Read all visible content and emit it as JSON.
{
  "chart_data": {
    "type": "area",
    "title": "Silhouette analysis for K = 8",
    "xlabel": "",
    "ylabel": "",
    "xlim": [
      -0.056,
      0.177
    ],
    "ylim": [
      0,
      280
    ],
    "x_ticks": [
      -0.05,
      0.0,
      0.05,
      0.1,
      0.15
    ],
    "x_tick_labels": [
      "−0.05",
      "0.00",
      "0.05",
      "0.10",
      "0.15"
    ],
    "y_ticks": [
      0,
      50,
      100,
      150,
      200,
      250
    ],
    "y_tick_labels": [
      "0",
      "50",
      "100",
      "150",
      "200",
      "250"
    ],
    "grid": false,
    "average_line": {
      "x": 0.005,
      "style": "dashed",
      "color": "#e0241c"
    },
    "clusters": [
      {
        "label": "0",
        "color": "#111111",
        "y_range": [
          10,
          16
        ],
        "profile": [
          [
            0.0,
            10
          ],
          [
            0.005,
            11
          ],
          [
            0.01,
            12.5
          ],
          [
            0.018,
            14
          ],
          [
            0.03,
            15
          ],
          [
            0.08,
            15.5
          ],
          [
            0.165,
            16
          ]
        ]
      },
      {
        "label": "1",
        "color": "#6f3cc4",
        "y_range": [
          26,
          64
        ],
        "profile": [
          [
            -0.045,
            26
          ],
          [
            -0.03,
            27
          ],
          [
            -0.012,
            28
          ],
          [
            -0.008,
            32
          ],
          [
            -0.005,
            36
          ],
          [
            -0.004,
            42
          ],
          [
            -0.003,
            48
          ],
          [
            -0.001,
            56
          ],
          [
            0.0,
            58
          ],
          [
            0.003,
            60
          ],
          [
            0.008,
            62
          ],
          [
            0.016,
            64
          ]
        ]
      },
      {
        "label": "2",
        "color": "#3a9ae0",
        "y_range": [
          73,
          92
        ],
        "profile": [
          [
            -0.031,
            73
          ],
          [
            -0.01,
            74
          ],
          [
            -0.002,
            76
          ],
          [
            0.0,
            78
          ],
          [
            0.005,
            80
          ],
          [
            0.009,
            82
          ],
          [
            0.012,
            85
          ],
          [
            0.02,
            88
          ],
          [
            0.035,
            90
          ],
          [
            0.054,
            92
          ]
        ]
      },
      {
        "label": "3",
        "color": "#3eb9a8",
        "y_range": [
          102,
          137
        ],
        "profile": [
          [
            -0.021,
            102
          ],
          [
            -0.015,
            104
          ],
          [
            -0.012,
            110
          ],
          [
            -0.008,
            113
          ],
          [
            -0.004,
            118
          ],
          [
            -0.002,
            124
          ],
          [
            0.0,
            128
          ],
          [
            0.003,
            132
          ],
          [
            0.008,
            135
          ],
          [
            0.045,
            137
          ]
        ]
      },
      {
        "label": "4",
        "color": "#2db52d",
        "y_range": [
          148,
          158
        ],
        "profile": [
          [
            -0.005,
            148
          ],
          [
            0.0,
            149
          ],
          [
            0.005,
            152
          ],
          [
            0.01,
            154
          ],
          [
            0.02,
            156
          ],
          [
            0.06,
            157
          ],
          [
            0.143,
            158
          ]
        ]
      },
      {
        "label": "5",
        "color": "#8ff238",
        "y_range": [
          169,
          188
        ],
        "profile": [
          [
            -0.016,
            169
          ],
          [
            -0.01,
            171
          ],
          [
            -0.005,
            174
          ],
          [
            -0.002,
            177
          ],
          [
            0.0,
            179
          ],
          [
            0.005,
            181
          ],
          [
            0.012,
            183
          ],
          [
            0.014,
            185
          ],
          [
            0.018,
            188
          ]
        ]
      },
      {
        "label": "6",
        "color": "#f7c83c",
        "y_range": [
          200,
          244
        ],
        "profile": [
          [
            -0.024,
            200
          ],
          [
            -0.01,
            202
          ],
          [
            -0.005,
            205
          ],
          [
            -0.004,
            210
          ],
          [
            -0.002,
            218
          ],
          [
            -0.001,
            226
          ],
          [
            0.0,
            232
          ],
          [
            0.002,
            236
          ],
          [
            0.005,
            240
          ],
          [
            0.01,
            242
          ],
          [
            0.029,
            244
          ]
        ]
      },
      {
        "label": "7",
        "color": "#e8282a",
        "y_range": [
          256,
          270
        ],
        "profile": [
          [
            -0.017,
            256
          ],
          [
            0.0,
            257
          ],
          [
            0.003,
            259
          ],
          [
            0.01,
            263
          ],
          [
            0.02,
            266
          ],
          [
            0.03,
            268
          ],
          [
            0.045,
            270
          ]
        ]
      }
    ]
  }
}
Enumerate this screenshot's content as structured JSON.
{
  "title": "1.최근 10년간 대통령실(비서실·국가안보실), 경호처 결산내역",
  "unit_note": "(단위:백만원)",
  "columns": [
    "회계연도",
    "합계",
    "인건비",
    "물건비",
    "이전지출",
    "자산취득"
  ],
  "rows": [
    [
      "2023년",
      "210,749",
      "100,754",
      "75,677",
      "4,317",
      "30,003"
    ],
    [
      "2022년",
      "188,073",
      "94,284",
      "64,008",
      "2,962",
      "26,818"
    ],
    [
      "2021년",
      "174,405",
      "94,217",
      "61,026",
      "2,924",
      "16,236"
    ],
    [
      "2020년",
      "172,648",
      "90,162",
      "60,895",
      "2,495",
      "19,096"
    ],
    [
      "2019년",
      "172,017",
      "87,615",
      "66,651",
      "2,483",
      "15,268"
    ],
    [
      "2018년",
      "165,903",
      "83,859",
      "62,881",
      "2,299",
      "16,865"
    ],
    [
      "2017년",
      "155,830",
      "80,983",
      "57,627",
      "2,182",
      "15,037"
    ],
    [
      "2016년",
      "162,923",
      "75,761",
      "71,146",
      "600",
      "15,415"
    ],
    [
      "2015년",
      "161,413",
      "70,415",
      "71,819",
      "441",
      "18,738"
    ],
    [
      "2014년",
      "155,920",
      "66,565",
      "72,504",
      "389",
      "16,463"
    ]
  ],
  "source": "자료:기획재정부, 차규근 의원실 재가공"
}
----------
**Your goal:** Exact copies of all the records are required.

**Full solution:**
Read all visible content and emit it as JSON.
{
  "chart_data": {
    "type": "area",
    "title": "Silhouette analysis for K = 8",
    "xlabel": "",
    "ylabel": "",
    "xlim": [
      -0.056,
      0.177
    ],
    "ylim": [
      0,
      280
    ],
    "x_ticks": [
      -0.05,
      0.0,
      0.05,
      0.1,
      0.15
    ],
    "x_tick_labels": [
      "−0.05",
      "0.00",
      "0.05",
      "0.10",
      "0.15"
    ],
    "y_ticks": [
      0,
      50,
      100,
      150,
      200,
      250
    ],
    "y_tick_labels": [
      "0",
      "50",
      "100",
      "150",
      "200",
      "250"
    ],
    "grid": false,
    "average_line": {
      "x": 0.005,
      "style": "dashed",
      "color": "#e0241c"
    },
    "clusters": [
      {
        "label": "0",
        "color": "#111111",
        "y_range": [
          10,
          16
        ],
        "profile": [
          [
            0.0,
            10
          ],
          [
            0.005,
            11
          ],
          [
            0.01,
            12.5
          ],
          [
            0.018,
            14
          ],
          [
            0.03,
            15
          ],
          [
            0.08,
            15.5
          ],
          [
            0.165,
            16
          ]
        ]
      },
      {
        "label": "1",
        "color": "#6f3cc4",
        "y_range": [
          26,
          64
        ],
        "profile": [
          [
            -0.045,
            26
          ],
          [
            -0.03,
            27
          ],
          [
            -0.012,
            28
          ],
          [
            -0.008,
            32
          ],
          [
            -0.005,
            36
          ],
          [
            -0.004,
            42
          ],
          [
            -0.003,
            48
          ],
          [
            -0.001,
            56
          ],
          [
            0.0,
            58
          ],
          [
            0.003,
            60
          ],
          [
            0.008,
            62
          ],
          [
            0.016,
            64
          ]
        ]
      },
      {
        "label": "2",
        "color": "#3a9ae0",
        "y_range": [
          73,
          92
        ],
        "profile": [
          [
            -0.031,
            73
          ],
          [
            -0.01,
            74
          ],
          [
            -0.002,
            76
          ],
          [
            0.0,
            78
          ],
          [
            0.005,
            80
          ],
          [
            0.009,
            82
          ],
          [
            0.012,
            85
          ],
          [
            0.02,
            88
          ],
          [
            0.035,
            90
          ],
          [
            0.054,
            92
          ]
        ]
      },
      {
        "label": "3",
        "color": "#3eb9a8",
        "y_range": [
          102,
          137
        ],
        "profile": [
          [
            -0.021,
            102
          ],
          [
            -0.015,
            104
          ],
          [
            -0.012,
            110
          ],
          [
            -0.008,
            113
          ],
          [
            -0.004,
            118
          ],
          [
            -0.002,
            124
          ],
          [
            0.0,
            128
          ],
          [
            0.003,
            132
          ],
          [
            0.008,
            135
          ],
          [
            0.045,
            137
          ]
        ]
      },
      {
        "label": "4",
        "color": "#2db52d",
        "y_range": [
          148,
          158
        ],
        "profile": [
          [
            -0.005,
            148
          ],
          [
            0.0,
            149
          ],
          [
            0.005,
            152
          ],
          [
            0.01,
            154
          ],
          [
            0.02,
            156
          ],
          [
            0.06,
            157
          ],
          [
            0.143,
            158
          ]
        ]
      },
      {
        "label": "5",
        "color": "#8ff238",
        "y_range": [
          169,
          188
        ],
        "profile": [
          [
            -0.016,
            169
          ],
          [
            -0.01,
            171
          ],
          [
            -0.005,
            174
          ],
          [
            -0.002,
            177
          ],
          [
            0.0,
            179
          ],
          [
            0.005,
            181
          ],
          [
            0.012,
            183
          ],
          [
            0.014,
            185
          ],
          [
            0.018,
            188
          ]
        ]
      },
      {
        "label": "6",
        "color": "#f7c83c",
        "y_range": [
          200,
          244
        ],
        "profile": [
          [
            -0.024,
            200
          ],
          [
            -0.01,
            202
          ],
          [
            -0.005,
            205
          ],
          [
            -0.004,
            210
          ],
          [
            -0.002,
            218
          ],
          [
            -0.001,
            226
          ],
          [
            0.0,
            232
          ],
          [
            0.002,
            236
          ],
          [
            0.005,
            240
          ],
          [
            0.01,
            242
          ],
          [
            0.029,
            244
          ]
        ]
      },
      {
        "label": "7",
        "color": "#e8282a",
        "y_range": [
          256,
          270
        ],
        "profile": [
          [
            -0.017,
            256
          ],
          [
            0.0,
            257
          ],
          [
            0.003,
            259
          ],
          [
            0.01,
            263
          ],
          [
            0.02,
            266
          ],
          [
            0.03,
            268
          ],
          [
            0.045,
            270
          ]
        ]
      }
    ]
  }
}
Enumerate this screenshot's content as structured JSON.
{
  "title": "1.최근 10년간 대통령실(비서실·국가안보실), 경호처 결산내역",
  "unit_note": "(단위:백만원)",
  "columns": [
    "회계연도",
    "합계",
    "인건비",
    "물건비",
    "이전지출",
    "자산취득"
  ],
  "rows": [
    [
      "2023년",
      "210,749",
      "100,754",
      "75,677",
      "4,317",
      "30,003"
    ],
    [
      "2022년",
      "188,073",
      "94,284",
      "64,008",
      "2,962",
      "26,818"
    ],
    [
      "2021년",
      "174,405",
      "94,217",
      "61,026",
      "2,924",
      "16,236"
    ],
    [
      "2020년",
      "172,648",
      "90,162",
      "60,895",
      "2,495",
      "19,096"
    ],
    [
      "2019년",
      "172,017",
      "87,615",
      "66,651",
      "2,483",
      "15,268"
    ],
    [
      "2018년",
      "165,903",
      "83,859",
      "62,881",
      "2,299",
      "16,865"
    ],
    [
      "2017년",
      "155,830",
      "80,983",
      "57,627",
      "2,182",
      "15,037"
    ],
    [
      "2016년",
      "162,923",
      "75,761",
      "71,146",
      "600",
      "15,415"
    ],
    [
      "2015년",
      "161,413",
      "70,415",
      "71,819",
      "441",
      "18,738"
    ],
    [
      "2014년",
      "155,920",
      "66,565",
      "72,504",
      "389",
      "16,463"
    ]
  ],
  "source": "자료:기획재정부, 차규근 의원실 재가공"
}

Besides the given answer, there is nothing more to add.